● **WRITTEN PROBLEM**
Using the listing below, report all lines holding the word "niệm".

● **RECORD EXTRACTS**
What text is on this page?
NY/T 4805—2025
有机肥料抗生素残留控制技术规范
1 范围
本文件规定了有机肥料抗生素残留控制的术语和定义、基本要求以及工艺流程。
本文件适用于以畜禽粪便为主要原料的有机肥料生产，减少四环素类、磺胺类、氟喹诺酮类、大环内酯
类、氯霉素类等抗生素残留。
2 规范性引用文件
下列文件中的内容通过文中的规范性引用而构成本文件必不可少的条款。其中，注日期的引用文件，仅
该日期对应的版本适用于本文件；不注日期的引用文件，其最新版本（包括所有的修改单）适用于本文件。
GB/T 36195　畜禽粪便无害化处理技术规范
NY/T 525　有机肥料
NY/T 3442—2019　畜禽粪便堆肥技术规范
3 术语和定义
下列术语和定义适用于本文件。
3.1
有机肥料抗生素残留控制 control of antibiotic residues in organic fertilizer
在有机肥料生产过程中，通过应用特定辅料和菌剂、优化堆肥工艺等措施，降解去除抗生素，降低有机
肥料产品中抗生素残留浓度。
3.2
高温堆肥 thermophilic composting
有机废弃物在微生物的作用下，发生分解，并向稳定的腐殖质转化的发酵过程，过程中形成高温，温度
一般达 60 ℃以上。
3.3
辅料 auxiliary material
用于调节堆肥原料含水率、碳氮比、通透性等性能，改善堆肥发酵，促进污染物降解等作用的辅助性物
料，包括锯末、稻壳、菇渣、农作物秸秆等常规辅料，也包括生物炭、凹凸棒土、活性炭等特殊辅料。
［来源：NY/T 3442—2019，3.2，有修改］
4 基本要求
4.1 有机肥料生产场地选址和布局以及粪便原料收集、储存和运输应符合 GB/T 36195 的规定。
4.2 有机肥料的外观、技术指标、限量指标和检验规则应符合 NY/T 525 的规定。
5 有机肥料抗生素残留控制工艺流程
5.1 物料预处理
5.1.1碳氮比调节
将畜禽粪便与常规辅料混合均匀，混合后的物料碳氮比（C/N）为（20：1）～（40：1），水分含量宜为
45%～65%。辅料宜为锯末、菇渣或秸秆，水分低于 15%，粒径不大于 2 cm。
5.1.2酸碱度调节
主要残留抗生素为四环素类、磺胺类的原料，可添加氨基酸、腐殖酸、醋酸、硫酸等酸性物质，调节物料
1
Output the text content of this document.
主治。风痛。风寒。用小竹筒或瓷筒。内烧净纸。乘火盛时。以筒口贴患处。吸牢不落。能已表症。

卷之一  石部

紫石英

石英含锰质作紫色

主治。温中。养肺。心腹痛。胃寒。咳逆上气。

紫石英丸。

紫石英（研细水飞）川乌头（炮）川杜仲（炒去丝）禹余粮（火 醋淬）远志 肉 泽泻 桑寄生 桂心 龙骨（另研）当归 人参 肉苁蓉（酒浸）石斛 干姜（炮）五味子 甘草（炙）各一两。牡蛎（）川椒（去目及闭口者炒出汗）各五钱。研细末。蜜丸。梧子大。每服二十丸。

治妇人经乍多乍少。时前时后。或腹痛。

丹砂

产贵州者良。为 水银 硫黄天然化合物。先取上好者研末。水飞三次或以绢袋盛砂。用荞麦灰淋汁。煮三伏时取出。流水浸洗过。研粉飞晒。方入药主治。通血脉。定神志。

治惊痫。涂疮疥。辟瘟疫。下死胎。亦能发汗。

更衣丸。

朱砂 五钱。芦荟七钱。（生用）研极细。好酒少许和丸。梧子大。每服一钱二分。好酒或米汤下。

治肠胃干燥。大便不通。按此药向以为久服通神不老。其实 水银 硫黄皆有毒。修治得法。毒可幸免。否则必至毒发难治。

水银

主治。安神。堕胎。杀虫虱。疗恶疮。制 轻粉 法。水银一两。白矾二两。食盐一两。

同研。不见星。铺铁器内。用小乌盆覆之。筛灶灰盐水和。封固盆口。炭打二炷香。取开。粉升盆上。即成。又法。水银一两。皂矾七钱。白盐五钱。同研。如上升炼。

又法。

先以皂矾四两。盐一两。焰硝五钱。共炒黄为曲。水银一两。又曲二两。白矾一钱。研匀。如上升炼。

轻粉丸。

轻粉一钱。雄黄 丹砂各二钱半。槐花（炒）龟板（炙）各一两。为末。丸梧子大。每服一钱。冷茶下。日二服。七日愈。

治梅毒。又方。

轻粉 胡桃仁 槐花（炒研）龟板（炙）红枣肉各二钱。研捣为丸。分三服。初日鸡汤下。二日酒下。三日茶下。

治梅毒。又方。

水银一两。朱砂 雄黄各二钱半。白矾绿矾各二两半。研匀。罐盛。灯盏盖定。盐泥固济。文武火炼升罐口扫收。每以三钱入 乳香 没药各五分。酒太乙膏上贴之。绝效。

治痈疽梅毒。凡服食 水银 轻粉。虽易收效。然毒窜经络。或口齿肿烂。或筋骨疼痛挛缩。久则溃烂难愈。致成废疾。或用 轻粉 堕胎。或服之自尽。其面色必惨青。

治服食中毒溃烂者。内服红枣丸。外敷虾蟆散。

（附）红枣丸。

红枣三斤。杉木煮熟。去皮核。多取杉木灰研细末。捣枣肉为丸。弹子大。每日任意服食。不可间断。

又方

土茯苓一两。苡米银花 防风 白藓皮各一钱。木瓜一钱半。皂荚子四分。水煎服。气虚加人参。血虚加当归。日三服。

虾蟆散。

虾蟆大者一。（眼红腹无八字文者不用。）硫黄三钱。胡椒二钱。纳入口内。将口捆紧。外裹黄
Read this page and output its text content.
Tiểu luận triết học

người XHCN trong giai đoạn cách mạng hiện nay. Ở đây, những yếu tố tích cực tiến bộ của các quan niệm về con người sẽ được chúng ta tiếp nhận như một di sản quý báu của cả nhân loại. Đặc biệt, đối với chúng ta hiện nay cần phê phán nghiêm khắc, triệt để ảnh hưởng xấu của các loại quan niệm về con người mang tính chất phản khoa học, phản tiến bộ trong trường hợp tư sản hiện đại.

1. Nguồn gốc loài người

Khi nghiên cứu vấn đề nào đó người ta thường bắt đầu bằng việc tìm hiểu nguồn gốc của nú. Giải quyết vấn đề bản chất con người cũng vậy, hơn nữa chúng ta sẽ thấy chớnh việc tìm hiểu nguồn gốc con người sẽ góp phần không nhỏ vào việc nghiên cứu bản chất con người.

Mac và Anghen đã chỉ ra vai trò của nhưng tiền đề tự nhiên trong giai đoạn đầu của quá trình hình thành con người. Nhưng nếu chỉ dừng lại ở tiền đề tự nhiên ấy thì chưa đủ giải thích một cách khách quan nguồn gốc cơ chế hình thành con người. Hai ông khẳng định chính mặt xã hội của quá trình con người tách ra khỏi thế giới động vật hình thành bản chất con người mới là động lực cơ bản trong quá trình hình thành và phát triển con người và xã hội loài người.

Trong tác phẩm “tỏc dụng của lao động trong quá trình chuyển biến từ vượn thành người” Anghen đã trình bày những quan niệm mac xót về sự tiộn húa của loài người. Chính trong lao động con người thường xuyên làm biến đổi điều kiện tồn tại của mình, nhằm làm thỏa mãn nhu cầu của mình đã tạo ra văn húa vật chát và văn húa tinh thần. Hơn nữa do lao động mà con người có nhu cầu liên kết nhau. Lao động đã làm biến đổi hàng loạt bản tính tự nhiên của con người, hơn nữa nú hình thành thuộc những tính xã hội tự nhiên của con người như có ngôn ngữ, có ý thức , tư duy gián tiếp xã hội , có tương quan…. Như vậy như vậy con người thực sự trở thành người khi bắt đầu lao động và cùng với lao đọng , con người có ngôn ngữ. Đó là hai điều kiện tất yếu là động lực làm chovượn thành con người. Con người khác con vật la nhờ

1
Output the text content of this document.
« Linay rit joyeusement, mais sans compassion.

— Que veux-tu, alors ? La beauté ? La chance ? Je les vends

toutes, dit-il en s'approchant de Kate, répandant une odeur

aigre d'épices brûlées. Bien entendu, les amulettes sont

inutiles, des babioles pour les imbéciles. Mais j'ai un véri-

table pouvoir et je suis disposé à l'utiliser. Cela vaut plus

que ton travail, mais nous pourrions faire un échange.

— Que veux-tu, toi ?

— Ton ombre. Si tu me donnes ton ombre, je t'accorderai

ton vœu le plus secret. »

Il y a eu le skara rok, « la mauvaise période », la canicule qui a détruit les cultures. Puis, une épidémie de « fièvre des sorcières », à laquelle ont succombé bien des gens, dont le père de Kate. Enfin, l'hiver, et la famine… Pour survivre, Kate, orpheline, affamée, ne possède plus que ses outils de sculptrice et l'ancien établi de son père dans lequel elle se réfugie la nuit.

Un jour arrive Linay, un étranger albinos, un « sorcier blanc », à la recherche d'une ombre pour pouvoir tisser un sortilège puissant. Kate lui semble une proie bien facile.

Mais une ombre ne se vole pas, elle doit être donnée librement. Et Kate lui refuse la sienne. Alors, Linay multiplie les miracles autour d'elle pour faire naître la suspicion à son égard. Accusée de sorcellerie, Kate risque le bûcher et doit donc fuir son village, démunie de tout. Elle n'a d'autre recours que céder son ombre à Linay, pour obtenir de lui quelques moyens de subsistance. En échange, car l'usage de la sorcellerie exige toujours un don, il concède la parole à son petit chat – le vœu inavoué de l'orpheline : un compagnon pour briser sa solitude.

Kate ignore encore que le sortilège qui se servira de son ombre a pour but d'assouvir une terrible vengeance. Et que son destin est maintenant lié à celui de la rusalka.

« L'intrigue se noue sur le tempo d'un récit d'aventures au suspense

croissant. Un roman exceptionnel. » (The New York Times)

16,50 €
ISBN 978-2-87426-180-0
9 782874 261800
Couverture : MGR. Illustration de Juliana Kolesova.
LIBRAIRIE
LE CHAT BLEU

● **ANSWER TO THE PROBLEM**
người XHCN trong giai đoạn cách mạng hiện nay. Ở đây, những yếu tố tích cực tiến bộ của các quan niệm về con người sẽ được chúng ta tiếp nhận như một di sản quý báu của cả nhân loại. Đặc biệt, đối với chúng ta hiện nay cần phê phán nghiêm khắc, triệt để ảnh hưởng xấu của các loại quan niệm về con người mang tính chất phản khoa học, phản tiến bộ trong trường hợp tư sản hiện đại.
Trong tác phẩm “tỏc dụng của lao động trong quá trình chuyển biến từ vượn thành người” Anghen đã trình bày những quan niệm mac xót về sự tiộn húa của loài người. Chính trong lao động con người thường xuyên làm biến đổi điều kiện tồn tại của mình, nhằm làm thỏa mãn nhu cầu của mình đã tạo ra văn húa vật chát và văn húa tinh thần. Hơn nữa do lao động mà con người có nhu cầu liên kết nhau. Lao động đã làm biến đổi hàng loạt bản tính tự nhiên của con người, hơn nữa nú hình thành thuộc những tính xã hội tự nhiên của con người như có ngôn ngữ, có ý thức , tư duy gián tiếp xã hội , có tương quan…. Như vậy như vậy con người thực sự trở thành người khi bắt đầu lao động và cùng với lao đọng , con người có ngôn ngữ. Đó là hai điều kiện tất yếu là động lực làm chovượn thành con người. Con người khác con vật la nhờ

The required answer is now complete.